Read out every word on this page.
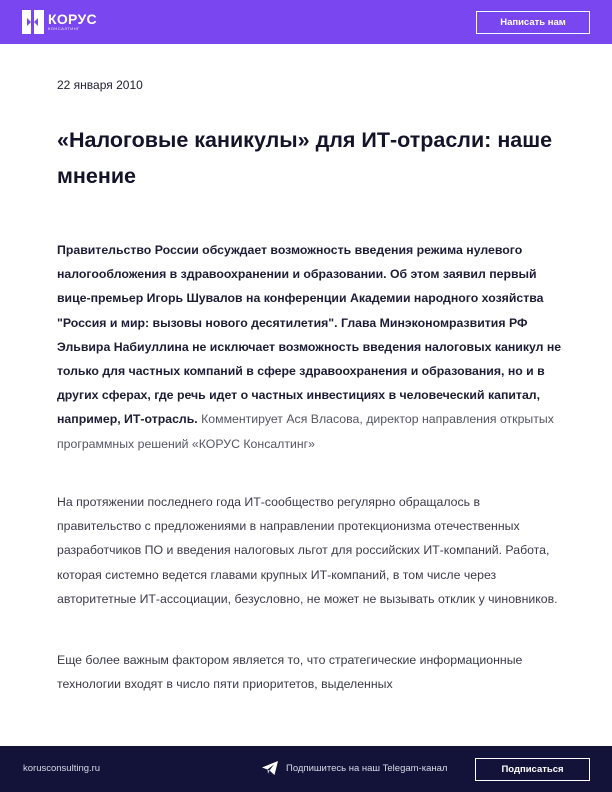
КОРУС
КОНСАЛТИНГ
Написать нам
22 января 2010
«Налоговые каникулы» для ИТ-отрасли: наше мнение
Правительство России обсуждает возможность введения режима нулевого налогообложения в здравоохранении и образовании. Об этом заявил первый вице-премьер Игорь Шувалов на конференции Академии народного хозяйства "Россия и мир: вызовы нового десятилетия". Глава Минэкономразвития РФ Эльвира Набиуллина не исключает возможность введения налоговых каникул не только для частных компаний в сфере здравоохранения и образования, но и в других сферах, где речь идет о частных инвестициях в человеческий капитал, например, ИТ-отрасль. Комментирует Ася Власова, директор направления открытых программных решений «КОРУС Консалтинг»

На протяжении последнего года ИТ-сообщество регулярно обращалось в правительство с предложениями в направлении протекционизма отечественных разработчиков ПО и введения налоговых льгот для российских ИТ-компаний. Работа, которая системно ведется главами крупных ИТ-компаний, в том числе через авторитетные ИТ-ассоциации, безусловно, не может не вызывать отклик у чиновников.

Еще более важным фактором является то, что стратегические информационные технологии входят в число пяти приоритетов, выделенных

korusconsulting.ru	Подпишитесь на наш Telegam-канал	Подписаться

########################################

Write out the listing above exactly as it stands, pictures excluded.

= IN RESPONSE =
Read out every word on this page.
КОРУС
КОНСАЛТИНГ
Написать нам
22 января 2010
«Налоговые каникулы» для ИТ-отрасли: наше мнение
Правительство России обсуждает возможность введения режима нулевого налогообложения в здравоохранении и образовании. Об этом заявил первый вице-премьер Игорь Шувалов на конференции Академии народного хозяйства "Россия и мир: вызовы нового десятилетия". Глава Минэкономразвития РФ Эльвира Набиуллина не исключает возможность введения налоговых каникул не только для частных компаний в сфере здравоохранения и образования, но и в других сферах, где речь идет о частных инвестициях в человеческий капитал, например, ИТ-отрасль. Комментирует Ася Власова, директор направления открытых программных решений «КОРУС Консалтинг»

На протяжении последнего года ИТ-сообщество регулярно обращалось в правительство с предложениями в направлении протекционизма отечественных разработчиков ПО и введения налоговых льгот для российских ИТ-компаний. Работа, которая системно ведется главами крупных ИТ-компаний, в том числе через авторитетные ИТ-ассоциации, безусловно, не может не вызывать отклик у чиновников.

Еще более важным фактором является то, что стратегические информационные технологии входят в число пяти приоритетов, выделенных

korusconsulting.ru	Подпишитесь на наш Telegam-канал	Подписаться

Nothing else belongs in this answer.